In the data below, find every line that has the string "detached", and copy it.

══ Entries ══

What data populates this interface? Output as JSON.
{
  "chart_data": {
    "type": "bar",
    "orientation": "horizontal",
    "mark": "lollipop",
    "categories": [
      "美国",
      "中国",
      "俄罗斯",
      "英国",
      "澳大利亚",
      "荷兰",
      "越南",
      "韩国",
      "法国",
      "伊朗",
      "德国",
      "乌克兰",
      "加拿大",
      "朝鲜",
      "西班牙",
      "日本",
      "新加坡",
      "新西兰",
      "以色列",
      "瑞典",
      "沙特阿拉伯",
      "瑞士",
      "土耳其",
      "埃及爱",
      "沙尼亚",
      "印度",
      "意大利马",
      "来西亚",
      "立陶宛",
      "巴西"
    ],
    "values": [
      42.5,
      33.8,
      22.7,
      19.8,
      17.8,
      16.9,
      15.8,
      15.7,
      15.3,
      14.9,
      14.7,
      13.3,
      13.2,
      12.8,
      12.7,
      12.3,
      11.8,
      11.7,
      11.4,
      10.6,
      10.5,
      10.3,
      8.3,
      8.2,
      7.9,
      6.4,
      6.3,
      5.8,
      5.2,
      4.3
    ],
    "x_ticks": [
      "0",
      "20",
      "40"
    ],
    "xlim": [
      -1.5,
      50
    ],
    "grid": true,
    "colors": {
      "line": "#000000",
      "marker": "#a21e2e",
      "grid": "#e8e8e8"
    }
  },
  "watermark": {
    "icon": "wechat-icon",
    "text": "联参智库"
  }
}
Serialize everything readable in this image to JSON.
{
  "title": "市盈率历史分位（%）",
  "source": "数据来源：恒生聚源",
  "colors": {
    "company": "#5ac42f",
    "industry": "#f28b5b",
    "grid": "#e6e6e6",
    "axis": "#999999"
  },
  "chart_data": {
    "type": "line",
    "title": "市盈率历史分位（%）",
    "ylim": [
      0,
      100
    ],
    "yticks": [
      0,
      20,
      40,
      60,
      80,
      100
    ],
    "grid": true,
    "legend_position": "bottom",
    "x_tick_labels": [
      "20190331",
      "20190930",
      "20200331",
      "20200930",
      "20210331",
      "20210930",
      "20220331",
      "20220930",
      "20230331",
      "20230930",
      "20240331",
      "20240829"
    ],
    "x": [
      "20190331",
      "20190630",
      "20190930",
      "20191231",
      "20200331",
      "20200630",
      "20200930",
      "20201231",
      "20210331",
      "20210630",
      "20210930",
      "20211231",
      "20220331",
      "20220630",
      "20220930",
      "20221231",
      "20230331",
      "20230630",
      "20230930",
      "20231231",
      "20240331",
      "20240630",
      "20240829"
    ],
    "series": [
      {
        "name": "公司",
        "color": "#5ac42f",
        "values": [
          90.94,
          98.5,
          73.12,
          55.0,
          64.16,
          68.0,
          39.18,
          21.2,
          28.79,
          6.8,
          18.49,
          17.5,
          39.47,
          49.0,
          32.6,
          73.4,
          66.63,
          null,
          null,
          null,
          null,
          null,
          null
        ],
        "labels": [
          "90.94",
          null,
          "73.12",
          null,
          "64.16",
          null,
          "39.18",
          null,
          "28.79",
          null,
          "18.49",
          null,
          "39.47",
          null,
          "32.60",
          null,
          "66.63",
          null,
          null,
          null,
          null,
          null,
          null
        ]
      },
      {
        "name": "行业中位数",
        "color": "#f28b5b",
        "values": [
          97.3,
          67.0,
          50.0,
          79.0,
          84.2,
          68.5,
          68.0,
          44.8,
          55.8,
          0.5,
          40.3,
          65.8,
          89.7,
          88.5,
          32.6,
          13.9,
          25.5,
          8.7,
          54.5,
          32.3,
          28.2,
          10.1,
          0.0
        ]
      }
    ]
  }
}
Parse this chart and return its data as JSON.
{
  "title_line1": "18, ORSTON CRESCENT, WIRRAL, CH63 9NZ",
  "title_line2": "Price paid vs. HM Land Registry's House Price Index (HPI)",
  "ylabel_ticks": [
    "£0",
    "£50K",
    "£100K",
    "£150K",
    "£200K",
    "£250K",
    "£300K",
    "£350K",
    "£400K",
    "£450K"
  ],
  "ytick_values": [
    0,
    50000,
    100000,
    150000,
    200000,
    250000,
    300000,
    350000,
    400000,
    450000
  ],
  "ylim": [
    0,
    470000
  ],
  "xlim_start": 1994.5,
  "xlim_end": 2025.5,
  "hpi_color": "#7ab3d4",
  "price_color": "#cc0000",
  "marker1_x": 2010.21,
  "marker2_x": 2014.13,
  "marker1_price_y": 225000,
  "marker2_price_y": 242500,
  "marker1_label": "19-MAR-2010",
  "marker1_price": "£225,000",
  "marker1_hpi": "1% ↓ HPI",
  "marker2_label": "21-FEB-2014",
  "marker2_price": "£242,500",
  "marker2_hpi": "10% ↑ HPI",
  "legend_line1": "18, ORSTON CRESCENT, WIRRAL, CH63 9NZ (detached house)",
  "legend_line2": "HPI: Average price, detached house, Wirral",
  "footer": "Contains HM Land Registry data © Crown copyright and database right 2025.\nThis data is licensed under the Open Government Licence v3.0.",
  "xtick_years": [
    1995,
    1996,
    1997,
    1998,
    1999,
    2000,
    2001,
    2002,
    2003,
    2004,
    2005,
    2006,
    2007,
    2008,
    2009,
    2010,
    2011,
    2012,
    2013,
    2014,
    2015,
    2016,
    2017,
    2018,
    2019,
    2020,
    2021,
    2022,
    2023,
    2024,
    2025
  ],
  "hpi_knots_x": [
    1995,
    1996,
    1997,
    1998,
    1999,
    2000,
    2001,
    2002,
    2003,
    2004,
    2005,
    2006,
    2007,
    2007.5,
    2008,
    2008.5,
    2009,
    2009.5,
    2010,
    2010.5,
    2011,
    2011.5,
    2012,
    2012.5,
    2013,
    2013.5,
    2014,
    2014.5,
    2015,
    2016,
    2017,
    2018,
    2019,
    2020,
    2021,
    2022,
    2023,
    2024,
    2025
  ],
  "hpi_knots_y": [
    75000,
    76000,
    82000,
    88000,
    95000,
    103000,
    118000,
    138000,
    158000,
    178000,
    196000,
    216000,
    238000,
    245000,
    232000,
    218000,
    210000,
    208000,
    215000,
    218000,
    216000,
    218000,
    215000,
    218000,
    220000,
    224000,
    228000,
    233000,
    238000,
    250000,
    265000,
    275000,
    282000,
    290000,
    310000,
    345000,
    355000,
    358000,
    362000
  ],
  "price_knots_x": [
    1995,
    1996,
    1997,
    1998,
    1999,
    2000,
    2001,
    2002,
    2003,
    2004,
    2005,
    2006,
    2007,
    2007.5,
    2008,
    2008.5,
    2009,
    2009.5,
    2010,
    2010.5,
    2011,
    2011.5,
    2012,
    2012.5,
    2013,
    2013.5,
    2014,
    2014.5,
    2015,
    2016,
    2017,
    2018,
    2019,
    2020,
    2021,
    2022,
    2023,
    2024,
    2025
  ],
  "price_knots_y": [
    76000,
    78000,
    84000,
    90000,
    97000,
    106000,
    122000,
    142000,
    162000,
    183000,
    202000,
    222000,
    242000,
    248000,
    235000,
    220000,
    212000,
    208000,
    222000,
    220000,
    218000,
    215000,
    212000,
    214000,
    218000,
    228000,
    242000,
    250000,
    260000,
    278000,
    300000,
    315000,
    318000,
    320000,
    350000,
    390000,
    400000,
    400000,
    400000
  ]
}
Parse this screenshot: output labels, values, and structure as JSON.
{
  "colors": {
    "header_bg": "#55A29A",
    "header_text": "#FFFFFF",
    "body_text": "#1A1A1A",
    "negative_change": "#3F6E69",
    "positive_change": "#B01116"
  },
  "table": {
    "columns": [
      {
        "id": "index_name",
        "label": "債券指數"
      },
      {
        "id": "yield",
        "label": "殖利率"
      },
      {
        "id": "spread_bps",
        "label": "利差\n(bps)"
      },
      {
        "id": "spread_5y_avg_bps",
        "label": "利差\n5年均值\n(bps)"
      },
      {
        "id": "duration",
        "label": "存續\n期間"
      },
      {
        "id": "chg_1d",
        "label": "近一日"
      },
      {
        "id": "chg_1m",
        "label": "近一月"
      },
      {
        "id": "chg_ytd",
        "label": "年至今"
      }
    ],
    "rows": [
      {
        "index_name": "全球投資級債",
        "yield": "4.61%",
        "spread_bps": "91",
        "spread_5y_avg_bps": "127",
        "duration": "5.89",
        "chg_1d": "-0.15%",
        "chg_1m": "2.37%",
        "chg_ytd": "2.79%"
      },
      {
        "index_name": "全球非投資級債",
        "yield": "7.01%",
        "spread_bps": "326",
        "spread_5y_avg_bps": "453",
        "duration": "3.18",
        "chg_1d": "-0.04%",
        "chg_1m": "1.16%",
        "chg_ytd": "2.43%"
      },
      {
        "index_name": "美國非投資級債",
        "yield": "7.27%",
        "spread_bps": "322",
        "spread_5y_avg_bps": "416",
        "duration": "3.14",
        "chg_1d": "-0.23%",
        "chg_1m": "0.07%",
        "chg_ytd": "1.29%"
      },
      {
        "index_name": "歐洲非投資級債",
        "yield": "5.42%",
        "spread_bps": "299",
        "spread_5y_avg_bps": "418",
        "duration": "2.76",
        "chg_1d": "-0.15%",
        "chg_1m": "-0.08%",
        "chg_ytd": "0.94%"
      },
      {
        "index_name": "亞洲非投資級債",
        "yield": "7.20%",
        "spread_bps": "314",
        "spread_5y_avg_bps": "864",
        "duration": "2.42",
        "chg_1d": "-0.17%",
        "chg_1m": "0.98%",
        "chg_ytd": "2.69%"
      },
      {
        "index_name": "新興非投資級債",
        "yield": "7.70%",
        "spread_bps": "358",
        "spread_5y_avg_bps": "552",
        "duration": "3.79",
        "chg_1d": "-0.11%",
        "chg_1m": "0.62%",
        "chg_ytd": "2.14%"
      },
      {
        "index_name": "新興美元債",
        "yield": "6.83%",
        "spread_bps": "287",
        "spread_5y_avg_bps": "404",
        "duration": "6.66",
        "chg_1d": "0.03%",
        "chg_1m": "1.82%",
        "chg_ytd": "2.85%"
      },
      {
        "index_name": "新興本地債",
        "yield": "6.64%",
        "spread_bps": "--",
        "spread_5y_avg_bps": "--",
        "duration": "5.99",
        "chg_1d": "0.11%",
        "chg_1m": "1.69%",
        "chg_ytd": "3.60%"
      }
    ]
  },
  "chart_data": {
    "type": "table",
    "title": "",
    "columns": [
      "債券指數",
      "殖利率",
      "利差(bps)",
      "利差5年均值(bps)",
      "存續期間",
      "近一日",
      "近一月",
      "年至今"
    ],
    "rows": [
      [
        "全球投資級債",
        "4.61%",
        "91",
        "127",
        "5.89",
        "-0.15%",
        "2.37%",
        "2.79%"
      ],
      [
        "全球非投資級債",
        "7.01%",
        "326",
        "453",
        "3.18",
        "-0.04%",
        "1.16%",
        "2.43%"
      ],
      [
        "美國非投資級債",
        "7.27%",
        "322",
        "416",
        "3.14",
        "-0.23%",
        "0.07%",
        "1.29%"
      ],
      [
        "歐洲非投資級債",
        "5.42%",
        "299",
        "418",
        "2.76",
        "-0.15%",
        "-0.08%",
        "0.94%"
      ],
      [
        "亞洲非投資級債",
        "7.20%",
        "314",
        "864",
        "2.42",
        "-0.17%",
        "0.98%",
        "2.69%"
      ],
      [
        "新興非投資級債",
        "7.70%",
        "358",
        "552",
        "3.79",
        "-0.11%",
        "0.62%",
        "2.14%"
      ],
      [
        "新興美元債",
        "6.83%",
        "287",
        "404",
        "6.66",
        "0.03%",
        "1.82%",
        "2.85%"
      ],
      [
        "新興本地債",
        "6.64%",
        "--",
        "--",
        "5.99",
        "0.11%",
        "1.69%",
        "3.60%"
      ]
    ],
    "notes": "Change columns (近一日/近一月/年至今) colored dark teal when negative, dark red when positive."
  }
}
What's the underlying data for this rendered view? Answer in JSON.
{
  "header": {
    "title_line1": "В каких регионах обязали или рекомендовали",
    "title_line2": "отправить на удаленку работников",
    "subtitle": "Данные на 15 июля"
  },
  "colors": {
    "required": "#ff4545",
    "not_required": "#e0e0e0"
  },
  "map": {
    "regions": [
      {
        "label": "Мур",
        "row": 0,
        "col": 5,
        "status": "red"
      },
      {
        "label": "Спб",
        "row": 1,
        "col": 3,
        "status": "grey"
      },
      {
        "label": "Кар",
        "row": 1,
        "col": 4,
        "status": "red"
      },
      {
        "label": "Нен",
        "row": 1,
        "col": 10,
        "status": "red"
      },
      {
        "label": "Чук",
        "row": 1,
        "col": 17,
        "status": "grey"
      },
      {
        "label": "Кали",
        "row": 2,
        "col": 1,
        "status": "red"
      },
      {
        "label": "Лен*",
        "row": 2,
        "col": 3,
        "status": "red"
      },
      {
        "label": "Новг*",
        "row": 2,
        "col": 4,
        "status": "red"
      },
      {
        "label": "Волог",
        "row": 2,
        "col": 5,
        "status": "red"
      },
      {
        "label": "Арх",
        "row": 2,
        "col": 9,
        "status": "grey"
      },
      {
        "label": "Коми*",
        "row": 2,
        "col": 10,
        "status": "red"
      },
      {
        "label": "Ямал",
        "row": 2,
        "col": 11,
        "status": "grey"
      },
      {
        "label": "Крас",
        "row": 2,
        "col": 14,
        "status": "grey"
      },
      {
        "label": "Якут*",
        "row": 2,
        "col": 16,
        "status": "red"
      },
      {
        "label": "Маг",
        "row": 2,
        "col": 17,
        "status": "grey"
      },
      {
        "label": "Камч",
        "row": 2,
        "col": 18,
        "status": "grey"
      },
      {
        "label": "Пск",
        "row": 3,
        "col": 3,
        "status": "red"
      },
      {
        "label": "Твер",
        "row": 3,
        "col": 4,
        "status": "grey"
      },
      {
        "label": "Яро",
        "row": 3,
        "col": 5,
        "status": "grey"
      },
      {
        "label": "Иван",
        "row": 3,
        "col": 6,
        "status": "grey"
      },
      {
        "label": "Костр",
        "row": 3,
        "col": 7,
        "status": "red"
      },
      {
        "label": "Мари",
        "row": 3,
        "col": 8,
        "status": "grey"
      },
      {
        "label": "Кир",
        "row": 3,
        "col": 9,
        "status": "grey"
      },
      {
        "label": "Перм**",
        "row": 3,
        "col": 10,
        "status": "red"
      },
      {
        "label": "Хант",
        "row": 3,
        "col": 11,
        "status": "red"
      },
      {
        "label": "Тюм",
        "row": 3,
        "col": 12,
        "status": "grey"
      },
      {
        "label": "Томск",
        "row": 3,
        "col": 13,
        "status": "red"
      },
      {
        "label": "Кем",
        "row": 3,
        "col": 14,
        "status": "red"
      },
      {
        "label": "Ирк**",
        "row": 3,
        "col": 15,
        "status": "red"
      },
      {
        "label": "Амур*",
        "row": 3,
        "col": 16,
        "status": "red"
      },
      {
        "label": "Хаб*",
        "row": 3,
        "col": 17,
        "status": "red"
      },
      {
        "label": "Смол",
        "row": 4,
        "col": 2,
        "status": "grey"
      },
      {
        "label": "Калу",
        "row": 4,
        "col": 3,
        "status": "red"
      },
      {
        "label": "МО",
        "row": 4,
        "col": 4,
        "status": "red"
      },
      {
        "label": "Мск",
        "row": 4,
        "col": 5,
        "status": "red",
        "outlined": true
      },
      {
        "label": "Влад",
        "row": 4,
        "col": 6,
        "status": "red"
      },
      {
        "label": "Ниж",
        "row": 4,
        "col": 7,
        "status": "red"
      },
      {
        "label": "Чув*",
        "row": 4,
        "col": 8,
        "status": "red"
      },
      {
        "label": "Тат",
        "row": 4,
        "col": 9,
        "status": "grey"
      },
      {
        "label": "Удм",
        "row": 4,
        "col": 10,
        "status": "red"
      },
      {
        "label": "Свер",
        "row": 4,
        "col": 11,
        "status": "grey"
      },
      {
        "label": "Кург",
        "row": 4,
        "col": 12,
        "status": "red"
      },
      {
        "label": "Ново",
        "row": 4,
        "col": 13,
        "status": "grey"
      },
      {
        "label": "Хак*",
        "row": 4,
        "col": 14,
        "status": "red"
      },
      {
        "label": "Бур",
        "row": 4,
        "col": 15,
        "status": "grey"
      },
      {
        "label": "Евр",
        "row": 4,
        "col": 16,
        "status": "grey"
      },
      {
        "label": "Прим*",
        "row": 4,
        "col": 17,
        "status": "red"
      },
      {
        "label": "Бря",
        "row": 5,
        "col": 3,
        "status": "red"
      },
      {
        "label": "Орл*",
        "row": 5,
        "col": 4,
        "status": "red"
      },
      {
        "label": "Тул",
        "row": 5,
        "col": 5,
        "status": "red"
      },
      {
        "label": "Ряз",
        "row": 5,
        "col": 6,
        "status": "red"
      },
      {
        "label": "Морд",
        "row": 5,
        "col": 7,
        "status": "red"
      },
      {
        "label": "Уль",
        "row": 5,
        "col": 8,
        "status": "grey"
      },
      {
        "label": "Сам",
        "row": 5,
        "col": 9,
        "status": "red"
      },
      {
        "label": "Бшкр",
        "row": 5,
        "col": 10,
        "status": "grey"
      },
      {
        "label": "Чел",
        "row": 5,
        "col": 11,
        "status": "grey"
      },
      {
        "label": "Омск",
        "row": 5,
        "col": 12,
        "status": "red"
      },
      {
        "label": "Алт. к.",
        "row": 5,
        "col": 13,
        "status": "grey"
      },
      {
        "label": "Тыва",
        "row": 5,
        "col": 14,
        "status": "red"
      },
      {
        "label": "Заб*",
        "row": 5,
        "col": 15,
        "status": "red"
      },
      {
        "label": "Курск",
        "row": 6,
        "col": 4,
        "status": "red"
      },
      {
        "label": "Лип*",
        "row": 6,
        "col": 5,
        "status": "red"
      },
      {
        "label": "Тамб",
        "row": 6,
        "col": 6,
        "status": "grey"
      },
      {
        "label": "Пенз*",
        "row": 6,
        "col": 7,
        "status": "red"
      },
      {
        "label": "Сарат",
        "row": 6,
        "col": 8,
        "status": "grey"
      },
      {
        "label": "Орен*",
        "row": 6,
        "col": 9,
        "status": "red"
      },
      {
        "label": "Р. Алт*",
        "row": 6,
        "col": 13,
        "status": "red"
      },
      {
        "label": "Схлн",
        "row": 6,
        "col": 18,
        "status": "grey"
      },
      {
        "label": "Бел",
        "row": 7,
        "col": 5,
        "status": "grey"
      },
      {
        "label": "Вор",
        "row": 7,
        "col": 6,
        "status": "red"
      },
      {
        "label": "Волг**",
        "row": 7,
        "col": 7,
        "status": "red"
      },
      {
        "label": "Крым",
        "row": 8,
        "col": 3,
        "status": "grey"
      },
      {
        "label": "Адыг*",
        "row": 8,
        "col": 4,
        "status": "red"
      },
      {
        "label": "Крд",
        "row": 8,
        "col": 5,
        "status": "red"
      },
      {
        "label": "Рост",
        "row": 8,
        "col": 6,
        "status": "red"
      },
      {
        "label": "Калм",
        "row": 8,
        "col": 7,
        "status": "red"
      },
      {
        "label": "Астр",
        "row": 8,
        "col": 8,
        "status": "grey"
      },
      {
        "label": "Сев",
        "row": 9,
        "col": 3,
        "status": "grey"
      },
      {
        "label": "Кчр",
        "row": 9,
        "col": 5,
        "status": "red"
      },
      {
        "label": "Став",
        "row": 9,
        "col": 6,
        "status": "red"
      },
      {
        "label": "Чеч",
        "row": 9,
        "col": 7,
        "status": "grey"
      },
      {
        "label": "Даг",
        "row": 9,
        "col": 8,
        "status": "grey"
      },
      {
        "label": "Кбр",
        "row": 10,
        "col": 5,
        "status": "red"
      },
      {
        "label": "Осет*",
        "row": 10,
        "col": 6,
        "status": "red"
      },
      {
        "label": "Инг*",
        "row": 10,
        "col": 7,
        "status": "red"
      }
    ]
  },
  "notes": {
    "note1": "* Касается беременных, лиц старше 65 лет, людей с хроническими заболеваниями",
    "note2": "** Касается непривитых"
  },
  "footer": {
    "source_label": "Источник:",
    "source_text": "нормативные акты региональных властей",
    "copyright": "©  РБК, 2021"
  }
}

═══

Problem solution ::
  "legend_line1": "18, ORSTON CRESCENT, WIRRAL, CH63 9NZ (detached house)",
  "legend_line2": "HPI: Average price, detached house, Wirral",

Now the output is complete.